** begin **
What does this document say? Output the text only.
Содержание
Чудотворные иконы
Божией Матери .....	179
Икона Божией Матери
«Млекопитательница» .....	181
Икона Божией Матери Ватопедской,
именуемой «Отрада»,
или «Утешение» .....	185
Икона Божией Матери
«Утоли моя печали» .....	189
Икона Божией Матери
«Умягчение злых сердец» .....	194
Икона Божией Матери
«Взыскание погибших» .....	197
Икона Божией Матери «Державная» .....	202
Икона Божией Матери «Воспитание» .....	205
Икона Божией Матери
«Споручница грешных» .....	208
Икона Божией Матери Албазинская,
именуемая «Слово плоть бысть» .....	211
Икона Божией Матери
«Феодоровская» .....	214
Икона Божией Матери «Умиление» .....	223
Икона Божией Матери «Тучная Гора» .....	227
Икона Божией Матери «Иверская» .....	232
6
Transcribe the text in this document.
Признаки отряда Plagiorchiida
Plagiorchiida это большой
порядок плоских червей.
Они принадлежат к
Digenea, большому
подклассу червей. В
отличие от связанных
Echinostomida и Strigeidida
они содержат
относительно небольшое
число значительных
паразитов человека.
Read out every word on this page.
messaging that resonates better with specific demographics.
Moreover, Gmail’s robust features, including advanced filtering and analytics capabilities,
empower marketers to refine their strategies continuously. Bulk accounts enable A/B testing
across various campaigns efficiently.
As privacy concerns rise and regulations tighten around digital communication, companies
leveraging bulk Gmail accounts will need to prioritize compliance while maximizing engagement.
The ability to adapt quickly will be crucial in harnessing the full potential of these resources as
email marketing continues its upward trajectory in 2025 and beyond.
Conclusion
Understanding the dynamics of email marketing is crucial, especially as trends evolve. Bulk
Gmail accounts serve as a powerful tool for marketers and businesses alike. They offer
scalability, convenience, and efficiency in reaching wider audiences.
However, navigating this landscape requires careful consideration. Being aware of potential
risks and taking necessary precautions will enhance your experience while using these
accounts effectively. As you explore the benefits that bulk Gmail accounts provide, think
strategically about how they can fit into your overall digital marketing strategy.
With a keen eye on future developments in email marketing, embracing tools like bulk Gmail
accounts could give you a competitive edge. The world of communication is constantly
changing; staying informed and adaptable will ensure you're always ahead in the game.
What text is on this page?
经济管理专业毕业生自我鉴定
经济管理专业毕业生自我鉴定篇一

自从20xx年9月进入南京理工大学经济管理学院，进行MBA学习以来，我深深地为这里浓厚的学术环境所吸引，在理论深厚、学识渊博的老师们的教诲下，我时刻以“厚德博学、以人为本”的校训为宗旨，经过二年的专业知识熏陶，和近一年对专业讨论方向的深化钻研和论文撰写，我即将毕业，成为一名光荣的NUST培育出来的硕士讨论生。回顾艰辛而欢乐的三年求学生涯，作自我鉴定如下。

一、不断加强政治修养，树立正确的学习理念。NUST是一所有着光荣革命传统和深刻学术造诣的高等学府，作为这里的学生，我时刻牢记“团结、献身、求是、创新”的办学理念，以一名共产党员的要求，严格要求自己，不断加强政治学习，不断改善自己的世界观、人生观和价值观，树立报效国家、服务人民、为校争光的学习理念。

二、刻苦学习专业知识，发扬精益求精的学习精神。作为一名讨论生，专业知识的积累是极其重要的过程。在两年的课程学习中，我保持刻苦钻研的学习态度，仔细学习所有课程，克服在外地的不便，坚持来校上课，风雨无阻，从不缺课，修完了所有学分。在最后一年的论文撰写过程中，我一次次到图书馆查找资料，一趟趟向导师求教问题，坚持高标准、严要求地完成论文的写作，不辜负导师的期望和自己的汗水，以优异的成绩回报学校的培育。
** end **
AIM: Make an exact copy of the material above.

RESPONSE TO THIS TASK:
What does this document say? Output the text only.
Содержание
Чудотворные иконы
Божией Матери .....	179
Икона Божией Матери
«Млекопитательница» .....	181
Икона Божией Матери Ватопедской,
именуемой «Отрада»,
или «Утешение» .....	185
Икона Божией Матери
«Утоли моя печали» .....	189
Икона Божией Матери
«Умягчение злых сердец» .....	194
Икона Божией Матери
«Взыскание погибших» .....	197
Икона Божией Матери «Державная» .....	202
Икона Божией Матери «Воспитание» .....	205
Икона Божией Матери
«Споручница грешных» .....	208
Икона Божией Матери Албазинская,
именуемая «Слово плоть бысть» .....	211
Икона Божией Матери
«Феодоровская» .....	214
Икона Божией Матери «Умиление» .....	223
Икона Божией Матери «Тучная Гора» .....	227
Икона Божией Матери «Иверская» .....	232
6
Transcribe the text in this document.
Признаки отряда Plagiorchiida
Plagiorchiida это большой
порядок плоских червей.
Они принадлежат к
Digenea, большому
подклассу червей. В
отличие от связанных
Echinostomida и Strigeidida
они содержат
относительно небольшое
число значительных
паразитов человека.
Read out every word on this page.
messaging that resonates better with specific demographics.
Moreover, Gmail’s robust features, including advanced filtering and analytics capabilities,
empower marketers to refine their strategies continuously. Bulk accounts enable A/B testing
across various campaigns efficiently.
As privacy concerns rise and regulations tighten around digital communication, companies
leveraging bulk Gmail accounts will need to prioritize compliance while maximizing engagement.
The ability to adapt quickly will be crucial in harnessing the full potential of these resources as
email marketing continues its upward trajectory in 2025 and beyond.
Conclusion
Understanding the dynamics of email marketing is crucial, especially as trends evolve. Bulk
Gmail accounts serve as a powerful tool for marketers and businesses alike. They offer
scalability, convenience, and efficiency in reaching wider audiences.
However, navigating this landscape requires careful consideration. Being aware of potential
risks and taking necessary precautions will enhance your experience while using these
accounts effectively. As you explore the benefits that bulk Gmail accounts provide, think
strategically about how they can fit into your overall digital marketing strategy.
With a keen eye on future developments in email marketing, embracing tools like bulk Gmail
accounts could give you a competitive edge. The world of communication is constantly
changing; staying informed and adaptable will ensure you're always ahead in the game.
What text is on this page?
经济管理专业毕业生自我鉴定
经济管理专业毕业生自我鉴定篇一

自从20xx年9月进入南京理工大学经济管理学院，进行MBA学习以来，我深深地为这里浓厚的学术环境所吸引，在理论深厚、学识渊博的老师们的教诲下，我时刻以“厚德博学、以人为本”的校训为宗旨，经过二年的专业知识熏陶，和近一年对专业讨论方向的深化钻研和论文撰写，我即将毕业，成为一名光荣的NUST培育出来的硕士讨论生。回顾艰辛而欢乐的三年求学生涯，作自我鉴定如下。

一、不断加强政治修养，树立正确的学习理念。NUST是一所有着光荣革命传统和深刻学术造诣的高等学府，作为这里的学生，我时刻牢记“团结、献身、求是、创新”的办学理念，以一名共产党员的要求，严格要求自己，不断加强政治学习，不断改善自己的世界观、人生观和价值观，树立报效国家、服务人民、为校争光的学习理念。

二、刻苦学习专业知识，发扬精益求精的学习精神。作为一名讨论生，专业知识的积累是极其重要的过程。在两年的课程学习中，我保持刻苦钻研的学习态度，仔细学习所有课程，克服在外地的不便，坚持来校上课，风雨无阻，从不缺课，修完了所有学分。在最后一年的论文撰写过程中，我一次次到图书馆查找资料，一趟趟向导师求教问题，坚持高标准、严要求地完成论文的写作，不辜负导师的期望和自己的汗水，以优异的成绩回报学校的培育。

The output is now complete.